*Brief*. Repeat every entry word for word, but leave the images out of your copy.
## START Data provided
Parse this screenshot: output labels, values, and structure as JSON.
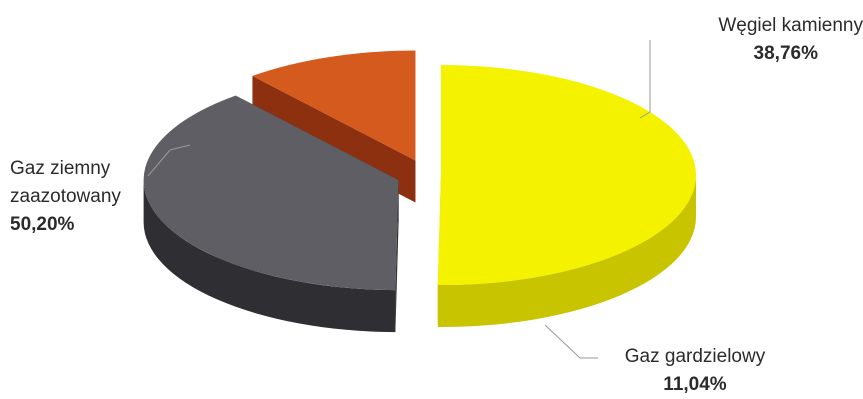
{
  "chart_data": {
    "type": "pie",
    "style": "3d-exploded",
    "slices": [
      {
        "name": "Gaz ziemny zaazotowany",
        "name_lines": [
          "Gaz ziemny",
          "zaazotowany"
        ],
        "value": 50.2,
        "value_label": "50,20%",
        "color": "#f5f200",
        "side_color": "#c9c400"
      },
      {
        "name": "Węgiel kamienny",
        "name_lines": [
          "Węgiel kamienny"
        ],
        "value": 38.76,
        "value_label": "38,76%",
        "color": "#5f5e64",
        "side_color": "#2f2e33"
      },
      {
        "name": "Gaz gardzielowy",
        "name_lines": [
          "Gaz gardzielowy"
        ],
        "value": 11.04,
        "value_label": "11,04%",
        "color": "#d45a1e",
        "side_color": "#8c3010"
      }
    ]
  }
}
## END Data provided
*Final answer*.
Parse this screenshot: output labels, values, and structure as JSON.
{
  "chart_data": {
    "type": "pie",
    "style": "3d-exploded",
    "slices": [
      {
        "name": "Gaz ziemny zaazotowany",
        "name_lines": [
          "Gaz ziemny",
          "zaazotowany"
        ],
        "value": 50.2,
        "value_label": "50,20%",
        "color": "#f5f200",
        "side_color": "#c9c400"
      },
      {
        "name": "Węgiel kamienny",
        "name_lines": [
          "Węgiel kamienny"
        ],
        "value": 38.76,
        "value_label": "38,76%",
        "color": "#5f5e64",
        "side_color": "#2f2e33"
      },
      {
        "name": "Gaz gardzielowy",
        "name_lines": [
          "Gaz gardzielowy"
        ],
        "value": 11.04,
        "value_label": "11,04%",
        "color": "#d45a1e",
        "side_color": "#8c3010"
      }
    ]
  }
}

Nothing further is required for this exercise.